- _Written exercise_: Each record below should be repeated precisely as written.

- _Extracted records_:

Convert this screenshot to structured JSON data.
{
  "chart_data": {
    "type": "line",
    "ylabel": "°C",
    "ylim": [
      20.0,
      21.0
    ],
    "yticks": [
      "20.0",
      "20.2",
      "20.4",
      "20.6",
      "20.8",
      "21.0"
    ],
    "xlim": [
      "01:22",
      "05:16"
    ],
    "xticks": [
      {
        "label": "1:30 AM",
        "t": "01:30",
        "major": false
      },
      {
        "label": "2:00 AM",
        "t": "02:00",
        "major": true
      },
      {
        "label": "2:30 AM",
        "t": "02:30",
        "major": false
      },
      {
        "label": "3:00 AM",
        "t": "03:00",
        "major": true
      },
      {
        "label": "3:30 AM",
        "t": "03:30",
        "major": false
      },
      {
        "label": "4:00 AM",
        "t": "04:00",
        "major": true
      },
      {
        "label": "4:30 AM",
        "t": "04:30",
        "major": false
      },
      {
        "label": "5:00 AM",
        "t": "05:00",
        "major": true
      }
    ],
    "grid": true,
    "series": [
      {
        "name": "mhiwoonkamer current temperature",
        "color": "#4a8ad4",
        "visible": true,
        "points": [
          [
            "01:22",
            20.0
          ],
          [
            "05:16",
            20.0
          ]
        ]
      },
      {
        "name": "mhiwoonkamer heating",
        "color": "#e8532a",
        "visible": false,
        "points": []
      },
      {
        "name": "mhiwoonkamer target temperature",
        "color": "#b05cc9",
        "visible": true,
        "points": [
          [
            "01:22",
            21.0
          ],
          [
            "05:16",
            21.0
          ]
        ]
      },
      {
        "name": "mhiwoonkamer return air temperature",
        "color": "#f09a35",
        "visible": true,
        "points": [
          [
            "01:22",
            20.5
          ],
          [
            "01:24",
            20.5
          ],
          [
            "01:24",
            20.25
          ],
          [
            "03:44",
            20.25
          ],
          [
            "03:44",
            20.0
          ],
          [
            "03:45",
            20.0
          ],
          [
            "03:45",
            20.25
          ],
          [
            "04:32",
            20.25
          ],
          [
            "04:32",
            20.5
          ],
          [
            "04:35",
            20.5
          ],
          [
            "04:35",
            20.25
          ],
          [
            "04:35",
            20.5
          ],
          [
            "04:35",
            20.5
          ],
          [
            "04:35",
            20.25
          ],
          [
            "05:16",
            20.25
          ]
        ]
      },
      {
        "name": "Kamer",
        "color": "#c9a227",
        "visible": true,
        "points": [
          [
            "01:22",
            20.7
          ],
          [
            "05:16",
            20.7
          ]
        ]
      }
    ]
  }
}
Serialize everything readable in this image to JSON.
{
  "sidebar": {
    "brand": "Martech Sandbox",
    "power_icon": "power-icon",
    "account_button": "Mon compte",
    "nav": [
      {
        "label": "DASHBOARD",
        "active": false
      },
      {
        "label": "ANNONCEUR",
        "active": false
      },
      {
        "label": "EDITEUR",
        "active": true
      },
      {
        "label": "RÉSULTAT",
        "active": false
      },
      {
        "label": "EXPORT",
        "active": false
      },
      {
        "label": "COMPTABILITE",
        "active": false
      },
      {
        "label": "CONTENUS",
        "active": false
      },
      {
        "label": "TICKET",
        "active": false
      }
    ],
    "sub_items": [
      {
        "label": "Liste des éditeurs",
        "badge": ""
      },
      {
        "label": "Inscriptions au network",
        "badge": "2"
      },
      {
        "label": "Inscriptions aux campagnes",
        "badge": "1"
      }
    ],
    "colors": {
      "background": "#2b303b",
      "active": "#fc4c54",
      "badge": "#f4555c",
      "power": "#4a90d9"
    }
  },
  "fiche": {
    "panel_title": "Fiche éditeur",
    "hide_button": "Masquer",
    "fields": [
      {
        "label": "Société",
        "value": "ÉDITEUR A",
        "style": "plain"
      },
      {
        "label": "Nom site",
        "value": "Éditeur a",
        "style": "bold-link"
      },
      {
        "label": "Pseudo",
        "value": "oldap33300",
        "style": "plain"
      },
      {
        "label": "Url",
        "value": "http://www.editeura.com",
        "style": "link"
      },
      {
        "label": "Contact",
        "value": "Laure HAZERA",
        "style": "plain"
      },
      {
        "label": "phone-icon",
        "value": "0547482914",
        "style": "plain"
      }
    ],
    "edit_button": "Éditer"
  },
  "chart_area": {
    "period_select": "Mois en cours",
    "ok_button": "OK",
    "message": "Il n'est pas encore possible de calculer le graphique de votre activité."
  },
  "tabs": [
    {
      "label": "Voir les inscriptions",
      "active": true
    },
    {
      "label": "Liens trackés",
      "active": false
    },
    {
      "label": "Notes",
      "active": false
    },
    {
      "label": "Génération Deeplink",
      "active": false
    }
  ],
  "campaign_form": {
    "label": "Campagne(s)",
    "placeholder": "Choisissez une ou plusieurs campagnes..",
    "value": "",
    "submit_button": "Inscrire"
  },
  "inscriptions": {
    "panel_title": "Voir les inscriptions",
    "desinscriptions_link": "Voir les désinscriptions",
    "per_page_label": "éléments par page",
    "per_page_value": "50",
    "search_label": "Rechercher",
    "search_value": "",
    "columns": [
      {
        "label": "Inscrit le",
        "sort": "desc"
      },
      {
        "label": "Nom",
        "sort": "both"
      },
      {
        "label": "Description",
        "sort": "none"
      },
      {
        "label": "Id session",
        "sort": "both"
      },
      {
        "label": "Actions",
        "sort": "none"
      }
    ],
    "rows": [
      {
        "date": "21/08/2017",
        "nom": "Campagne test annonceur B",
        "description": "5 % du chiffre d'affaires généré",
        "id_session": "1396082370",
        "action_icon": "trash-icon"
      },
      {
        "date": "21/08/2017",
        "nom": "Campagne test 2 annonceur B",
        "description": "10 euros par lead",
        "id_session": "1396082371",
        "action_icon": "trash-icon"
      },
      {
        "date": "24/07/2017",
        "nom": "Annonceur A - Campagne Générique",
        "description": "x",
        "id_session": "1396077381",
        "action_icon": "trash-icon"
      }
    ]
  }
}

- _Task response_:
Convert this screenshot to structured JSON data.
{
  "chart_data": {
    "type": "line",
    "ylabel": "°C",
    "ylim": [
      20.0,
      21.0
    ],
    "yticks": [
      "20.0",
      "20.2",
      "20.4",
      "20.6",
      "20.8",
      "21.0"
    ],
    "xlim": [
      "01:22",
      "05:16"
    ],
    "xticks": [
      {
        "label": "1:30 AM",
        "t": "01:30",
        "major": false
      },
      {
        "label": "2:00 AM",
        "t": "02:00",
        "major": true
      },
      {
        "label": "2:30 AM",
        "t": "02:30",
        "major": false
      },
      {
        "label": "3:00 AM",
        "t": "03:00",
        "major": true
      },
      {
        "label": "3:30 AM",
        "t": "03:30",
        "major": false
      },
      {
        "label": "4:00 AM",
        "t": "04:00",
        "major": true
      },
      {
        "label": "4:30 AM",
        "t": "04:30",
        "major": false
      },
      {
        "label": "5:00 AM",
        "t": "05:00",
        "major": true
      }
    ],
    "grid": true,
    "series": [
      {
        "name": "mhiwoonkamer current temperature",
        "color": "#4a8ad4",
        "visible": true,
        "points": [
          [
            "01:22",
            20.0
          ],
          [
            "05:16",
            20.0
          ]
        ]
      },
      {
        "name": "mhiwoonkamer heating",
        "color": "#e8532a",
        "visible": false,
        "points": []
      },
      {
        "name": "mhiwoonkamer target temperature",
        "color": "#b05cc9",
        "visible": true,
        "points": [
          [
            "01:22",
            21.0
          ],
          [
            "05:16",
            21.0
          ]
        ]
      },
      {
        "name": "mhiwoonkamer return air temperature",
        "color": "#f09a35",
        "visible": true,
        "points": [
          [
            "01:22",
            20.5
          ],
          [
            "01:24",
            20.5
          ],
          [
            "01:24",
            20.25
          ],
          [
            "03:44",
            20.25
          ],
          [
            "03:44",
            20.0
          ],
          [
            "03:45",
            20.0
          ],
          [
            "03:45",
            20.25
          ],
          [
            "04:32",
            20.25
          ],
          [
            "04:32",
            20.5
          ],
          [
            "04:35",
            20.5
          ],
          [
            "04:35",
            20.25
          ],
          [
            "04:35",
            20.5
          ],
          [
            "04:35",
            20.5
          ],
          [
            "04:35",
            20.25
          ],
          [
            "05:16",
            20.25
          ]
        ]
      },
      {
        "name": "Kamer",
        "color": "#c9a227",
        "visible": true,
        "points": [
          [
            "01:22",
            20.7
          ],
          [
            "05:16",
            20.7
          ]
        ]
      }
    ]
  }
}
Serialize everything readable in this image to JSON.
{
  "sidebar": {
    "brand": "Martech Sandbox",
    "power_icon": "power-icon",
    "account_button": "Mon compte",
    "nav": [
      {
        "label": "DASHBOARD",
        "active": false
      },
      {
        "label": "ANNONCEUR",
        "active": false
      },
      {
        "label": "EDITEUR",
        "active": true
      },
      {
        "label": "RÉSULTAT",
        "active": false
      },
      {
        "label": "EXPORT",
        "active": false
      },
      {
        "label": "COMPTABILITE",
        "active": false
      },
      {
        "label": "CONTENUS",
        "active": false
      },
      {
        "label": "TICKET",
        "active": false
      }
    ],
    "sub_items": [
      {
        "label": "Liste des éditeurs",
        "badge": ""
      },
      {
        "label": "Inscriptions au network",
        "badge": "2"
      },
      {
        "label": "Inscriptions aux campagnes",
        "badge": "1"
      }
    ],
    "colors": {
      "background": "#2b303b",
      "active": "#fc4c54",
      "badge": "#f4555c",
      "power": "#4a90d9"
    }
  },
  "fiche": {
    "panel_title": "Fiche éditeur",
    "hide_button": "Masquer",
    "fields": [
      {
        "label": "Société",
        "value": "ÉDITEUR A",
        "style": "plain"
      },
      {
        "label": "Nom site",
        "value": "Éditeur a",
        "style": "bold-link"
      },
      {
        "label": "Pseudo",
        "value": "oldap33300",
        "style": "plain"
      },
      {
        "label": "Url",
        "value": "http://www.editeura.com",
        "style": "link"
      },
      {
        "label": "Contact",
        "value": "Laure HAZERA",
        "style": "plain"
      },
      {
        "label": "phone-icon",
        "value": "0547482914",
        "style": "plain"
      }
    ],
    "edit_button": "Éditer"
  },
  "chart_area": {
    "period_select": "Mois en cours",
    "ok_button": "OK",
    "message": "Il n'est pas encore possible de calculer le graphique de votre activité."
  },
  "tabs": [
    {
      "label": "Voir les inscriptions",
      "active": true
    },
    {
      "label": "Liens trackés",
      "active": false
    },
    {
      "label": "Notes",
      "active": false
    },
    {
      "label": "Génération Deeplink",
      "active": false
    }
  ],
  "campaign_form": {
    "label": "Campagne(s)",
    "placeholder": "Choisissez une ou plusieurs campagnes..",
    "value": "",
    "submit_button": "Inscrire"
  },
  "inscriptions": {
    "panel_title": "Voir les inscriptions",
    "desinscriptions_link": "Voir les désinscriptions",
    "per_page_label": "éléments par page",
    "per_page_value": "50",
    "search_label": "Rechercher",
    "search_value": "",
    "columns": [
      {
        "label": "Inscrit le",
        "sort": "desc"
      },
      {
        "label": "Nom",
        "sort": "both"
      },
      {
        "label": "Description",
        "sort": "none"
      },
      {
        "label": "Id session",
        "sort": "both"
      },
      {
        "label": "Actions",
        "sort": "none"
      }
    ],
    "rows": [
      {
        "date": "21/08/2017",
        "nom": "Campagne test annonceur B",
        "description": "5 % du chiffre d'affaires généré",
        "id_session": "1396082370",
        "action_icon": "trash-icon"
      },
      {
        "date": "21/08/2017",
        "nom": "Campagne test 2 annonceur B",
        "description": "10 euros par lead",
        "id_session": "1396082371",
        "action_icon": "trash-icon"
      },
      {
        "date": "24/07/2017",
        "nom": "Annonceur A - Campagne Générique",
        "description": "x",
        "id_session": "1396077381",
        "action_icon": "trash-icon"
      }
    ]
  }
}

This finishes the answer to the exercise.